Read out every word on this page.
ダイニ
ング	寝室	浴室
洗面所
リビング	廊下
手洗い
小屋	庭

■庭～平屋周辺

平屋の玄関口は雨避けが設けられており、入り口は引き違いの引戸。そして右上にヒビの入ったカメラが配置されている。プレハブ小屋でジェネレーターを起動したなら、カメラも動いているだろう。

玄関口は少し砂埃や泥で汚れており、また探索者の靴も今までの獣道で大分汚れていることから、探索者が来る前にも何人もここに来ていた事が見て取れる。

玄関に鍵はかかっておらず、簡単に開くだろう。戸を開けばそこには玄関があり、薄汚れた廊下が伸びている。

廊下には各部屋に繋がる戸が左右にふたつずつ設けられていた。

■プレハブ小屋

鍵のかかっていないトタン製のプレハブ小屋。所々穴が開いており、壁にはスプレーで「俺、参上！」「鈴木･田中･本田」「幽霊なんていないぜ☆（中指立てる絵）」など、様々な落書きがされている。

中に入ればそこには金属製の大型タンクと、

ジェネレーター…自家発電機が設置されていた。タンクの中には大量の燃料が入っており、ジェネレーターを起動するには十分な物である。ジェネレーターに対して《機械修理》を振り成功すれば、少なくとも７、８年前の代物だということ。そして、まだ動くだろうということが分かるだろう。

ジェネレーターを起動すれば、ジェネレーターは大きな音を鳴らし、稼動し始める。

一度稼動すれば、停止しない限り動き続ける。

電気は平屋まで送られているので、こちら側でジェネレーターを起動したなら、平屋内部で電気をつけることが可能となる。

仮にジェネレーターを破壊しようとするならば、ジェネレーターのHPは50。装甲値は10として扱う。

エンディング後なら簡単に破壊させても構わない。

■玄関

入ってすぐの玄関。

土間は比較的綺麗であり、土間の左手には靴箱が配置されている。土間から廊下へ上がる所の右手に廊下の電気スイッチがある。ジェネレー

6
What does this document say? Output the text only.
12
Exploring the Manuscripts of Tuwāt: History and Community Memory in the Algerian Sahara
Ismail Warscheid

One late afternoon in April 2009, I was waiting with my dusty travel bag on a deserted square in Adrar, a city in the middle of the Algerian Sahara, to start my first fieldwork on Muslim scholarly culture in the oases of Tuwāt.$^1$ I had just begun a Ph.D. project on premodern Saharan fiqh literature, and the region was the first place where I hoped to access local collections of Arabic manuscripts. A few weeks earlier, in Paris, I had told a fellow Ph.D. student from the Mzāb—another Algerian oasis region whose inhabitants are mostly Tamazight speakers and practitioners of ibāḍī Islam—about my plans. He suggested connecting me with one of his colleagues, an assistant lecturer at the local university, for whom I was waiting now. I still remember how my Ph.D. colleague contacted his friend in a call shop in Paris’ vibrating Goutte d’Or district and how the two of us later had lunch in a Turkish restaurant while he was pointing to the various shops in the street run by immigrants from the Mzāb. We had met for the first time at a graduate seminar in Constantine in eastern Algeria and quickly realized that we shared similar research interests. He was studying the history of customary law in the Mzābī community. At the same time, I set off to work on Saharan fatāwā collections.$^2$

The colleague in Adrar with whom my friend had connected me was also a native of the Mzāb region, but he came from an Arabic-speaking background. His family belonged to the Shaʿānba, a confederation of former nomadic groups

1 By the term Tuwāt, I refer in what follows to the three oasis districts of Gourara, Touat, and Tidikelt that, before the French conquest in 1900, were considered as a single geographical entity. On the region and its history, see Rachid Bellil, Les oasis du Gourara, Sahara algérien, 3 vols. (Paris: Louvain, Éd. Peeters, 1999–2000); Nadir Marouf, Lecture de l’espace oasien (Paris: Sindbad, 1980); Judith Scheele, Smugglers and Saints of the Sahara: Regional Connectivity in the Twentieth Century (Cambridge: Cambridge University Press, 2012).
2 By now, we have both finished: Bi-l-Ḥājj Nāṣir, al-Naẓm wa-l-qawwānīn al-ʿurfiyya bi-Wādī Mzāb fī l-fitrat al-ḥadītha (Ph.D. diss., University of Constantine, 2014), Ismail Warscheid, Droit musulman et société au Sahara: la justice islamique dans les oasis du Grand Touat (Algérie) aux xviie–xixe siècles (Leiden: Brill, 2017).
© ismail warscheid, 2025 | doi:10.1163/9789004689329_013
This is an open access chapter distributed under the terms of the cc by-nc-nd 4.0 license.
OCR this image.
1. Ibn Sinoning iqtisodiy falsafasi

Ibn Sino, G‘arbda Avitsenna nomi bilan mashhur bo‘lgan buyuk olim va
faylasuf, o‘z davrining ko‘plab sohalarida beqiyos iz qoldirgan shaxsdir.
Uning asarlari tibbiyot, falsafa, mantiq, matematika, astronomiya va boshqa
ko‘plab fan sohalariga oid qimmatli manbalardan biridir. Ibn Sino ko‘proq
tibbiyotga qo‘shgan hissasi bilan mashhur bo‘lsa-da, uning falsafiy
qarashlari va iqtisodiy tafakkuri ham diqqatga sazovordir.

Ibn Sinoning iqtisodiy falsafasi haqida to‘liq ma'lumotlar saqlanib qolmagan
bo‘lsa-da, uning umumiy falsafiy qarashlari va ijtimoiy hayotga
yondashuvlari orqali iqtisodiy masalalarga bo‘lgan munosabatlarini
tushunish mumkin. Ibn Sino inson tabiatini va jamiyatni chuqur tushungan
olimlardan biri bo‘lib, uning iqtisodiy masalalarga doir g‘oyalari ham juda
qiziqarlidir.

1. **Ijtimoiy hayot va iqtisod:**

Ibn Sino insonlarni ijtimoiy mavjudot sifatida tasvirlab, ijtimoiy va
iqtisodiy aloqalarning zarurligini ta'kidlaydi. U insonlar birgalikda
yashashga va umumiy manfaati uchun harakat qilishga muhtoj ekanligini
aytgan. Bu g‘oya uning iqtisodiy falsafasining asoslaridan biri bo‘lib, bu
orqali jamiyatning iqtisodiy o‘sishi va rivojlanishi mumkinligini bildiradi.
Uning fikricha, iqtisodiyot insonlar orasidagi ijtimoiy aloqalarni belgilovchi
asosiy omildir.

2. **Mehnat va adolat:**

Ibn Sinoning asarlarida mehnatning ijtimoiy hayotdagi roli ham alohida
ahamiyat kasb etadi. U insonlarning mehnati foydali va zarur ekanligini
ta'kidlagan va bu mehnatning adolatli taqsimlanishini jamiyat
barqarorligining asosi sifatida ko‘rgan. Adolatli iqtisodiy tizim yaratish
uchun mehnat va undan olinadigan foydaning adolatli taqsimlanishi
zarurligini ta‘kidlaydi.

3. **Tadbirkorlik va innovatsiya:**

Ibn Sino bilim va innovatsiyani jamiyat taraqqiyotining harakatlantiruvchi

........

# [STATED TASK]
Copy out every line of the data above, exactly as given.

# [FINISHED EXERCISE]
Read out every word on this page.
ダイニ
ング	寝室	浴室
洗面所
リビング	廊下
手洗い
小屋	庭

■庭～平屋周辺

平屋の玄関口は雨避けが設けられており、入り口は引き違いの引戸。そして右上にヒビの入ったカメラが配置されている。プレハブ小屋でジェネレーターを起動したなら、カメラも動いているだろう。

玄関口は少し砂埃や泥で汚れており、また探索者の靴も今までの獣道で大分汚れていることから、探索者が来る前にも何人もここに来ていた事が見て取れる。

玄関に鍵はかかっておらず、簡単に開くだろう。戸を開けばそこには玄関があり、薄汚れた廊下が伸びている。

廊下には各部屋に繋がる戸が左右にふたつずつ設けられていた。

■プレハブ小屋

鍵のかかっていないトタン製のプレハブ小屋。所々穴が開いており、壁にはスプレーで「俺、参上！」「鈴木･田中･本田」「幽霊なんていないぜ☆（中指立てる絵）」など、様々な落書きがされている。

中に入ればそこには金属製の大型タンクと、

ジェネレーター…自家発電機が設置されていた。タンクの中には大量の燃料が入っており、ジェネレーターを起動するには十分な物である。ジェネレーターに対して《機械修理》を振り成功すれば、少なくとも７、８年前の代物だということ。そして、まだ動くだろうということが分かるだろう。

ジェネレーターを起動すれば、ジェネレーターは大きな音を鳴らし、稼動し始める。

一度稼動すれば、停止しない限り動き続ける。

電気は平屋まで送られているので、こちら側でジェネレーターを起動したなら、平屋内部で電気をつけることが可能となる。

仮にジェネレーターを破壊しようとするならば、ジェネレーターのHPは50。装甲値は10として扱う。

エンディング後なら簡単に破壊させても構わない。

■玄関

入ってすぐの玄関。

土間は比較的綺麗であり、土間の左手には靴箱が配置されている。土間から廊下へ上がる所の右手に廊下の電気スイッチがある。ジェネレー

6
What does this document say? Output the text only.
12
Exploring the Manuscripts of Tuwāt: History and Community Memory in the Algerian Sahara
Ismail Warscheid

One late afternoon in April 2009, I was waiting with my dusty travel bag on a deserted square in Adrar, a city in the middle of the Algerian Sahara, to start my first fieldwork on Muslim scholarly culture in the oases of Tuwāt.$^1$ I had just begun a Ph.D. project on premodern Saharan fiqh literature, and the region was the first place where I hoped to access local collections of Arabic manuscripts. A few weeks earlier, in Paris, I had told a fellow Ph.D. student from the Mzāb—another Algerian oasis region whose inhabitants are mostly Tamazight speakers and practitioners of ibāḍī Islam—about my plans. He suggested connecting me with one of his colleagues, an assistant lecturer at the local university, for whom I was waiting now. I still remember how my Ph.D. colleague contacted his friend in a call shop in Paris’ vibrating Goutte d’Or district and how the two of us later had lunch in a Turkish restaurant while he was pointing to the various shops in the street run by immigrants from the Mzāb. We had met for the first time at a graduate seminar in Constantine in eastern Algeria and quickly realized that we shared similar research interests. He was studying the history of customary law in the Mzābī community. At the same time, I set off to work on Saharan fatāwā collections.$^2$

The colleague in Adrar with whom my friend had connected me was also a native of the Mzāb region, but he came from an Arabic-speaking background. His family belonged to the Shaʿānba, a confederation of former nomadic groups

1 By the term Tuwāt, I refer in what follows to the three oasis districts of Gourara, Touat, and Tidikelt that, before the French conquest in 1900, were considered as a single geographical entity. On the region and its history, see Rachid Bellil, Les oasis du Gourara, Sahara algérien, 3 vols. (Paris: Louvain, Éd. Peeters, 1999–2000); Nadir Marouf, Lecture de l’espace oasien (Paris: Sindbad, 1980); Judith Scheele, Smugglers and Saints of the Sahara: Regional Connectivity in the Twentieth Century (Cambridge: Cambridge University Press, 2012).
2 By now, we have both finished: Bi-l-Ḥājj Nāṣir, al-Naẓm wa-l-qawwānīn al-ʿurfiyya bi-Wādī Mzāb fī l-fitrat al-ḥadītha (Ph.D. diss., University of Constantine, 2014), Ismail Warscheid, Droit musulman et société au Sahara: la justice islamique dans les oasis du Grand Touat (Algérie) aux xviie–xixe siècles (Leiden: Brill, 2017).
© ismail warscheid, 2025 | doi:10.1163/9789004689329_013
This is an open access chapter distributed under the terms of the cc by-nc-nd 4.0 license.
OCR this image.
1. Ibn Sinoning iqtisodiy falsafasi

Ibn Sino, G‘arbda Avitsenna nomi bilan mashhur bo‘lgan buyuk olim va
faylasuf, o‘z davrining ko‘plab sohalarida beqiyos iz qoldirgan shaxsdir.
Uning asarlari tibbiyot, falsafa, mantiq, matematika, astronomiya va boshqa
ko‘plab fan sohalariga oid qimmatli manbalardan biridir. Ibn Sino ko‘proq
tibbiyotga qo‘shgan hissasi bilan mashhur bo‘lsa-da, uning falsafiy
qarashlari va iqtisodiy tafakkuri ham diqqatga sazovordir.

Ibn Sinoning iqtisodiy falsafasi haqida to‘liq ma'lumotlar saqlanib qolmagan
bo‘lsa-da, uning umumiy falsafiy qarashlari va ijtimoiy hayotga
yondashuvlari orqali iqtisodiy masalalarga bo‘lgan munosabatlarini
tushunish mumkin. Ibn Sino inson tabiatini va jamiyatni chuqur tushungan
olimlardan biri bo‘lib, uning iqtisodiy masalalarga doir g‘oyalari ham juda
qiziqarlidir.

1. **Ijtimoiy hayot va iqtisod:**

Ibn Sino insonlarni ijtimoiy mavjudot sifatida tasvirlab, ijtimoiy va
iqtisodiy aloqalarning zarurligini ta'kidlaydi. U insonlar birgalikda
yashashga va umumiy manfaati uchun harakat qilishga muhtoj ekanligini
aytgan. Bu g‘oya uning iqtisodiy falsafasining asoslaridan biri bo‘lib, bu
orqali jamiyatning iqtisodiy o‘sishi va rivojlanishi mumkinligini bildiradi.
Uning fikricha, iqtisodiyot insonlar orasidagi ijtimoiy aloqalarni belgilovchi
asosiy omildir.

2. **Mehnat va adolat:**

Ibn Sinoning asarlarida mehnatning ijtimoiy hayotdagi roli ham alohida
ahamiyat kasb etadi. U insonlarning mehnati foydali va zarur ekanligini
ta'kidlagan va bu mehnatning adolatli taqsimlanishini jamiyat
barqarorligining asosi sifatida ko‘rgan. Adolatli iqtisodiy tizim yaratish
uchun mehnat va undan olinadigan foydaning adolatli taqsimlanishi
zarurligini ta‘kidlaydi.

3. **Tadbirkorlik va innovatsiya:**

Ibn Sino bilim va innovatsiyani jamiyat taraqqiyotining harakatlantiruvchi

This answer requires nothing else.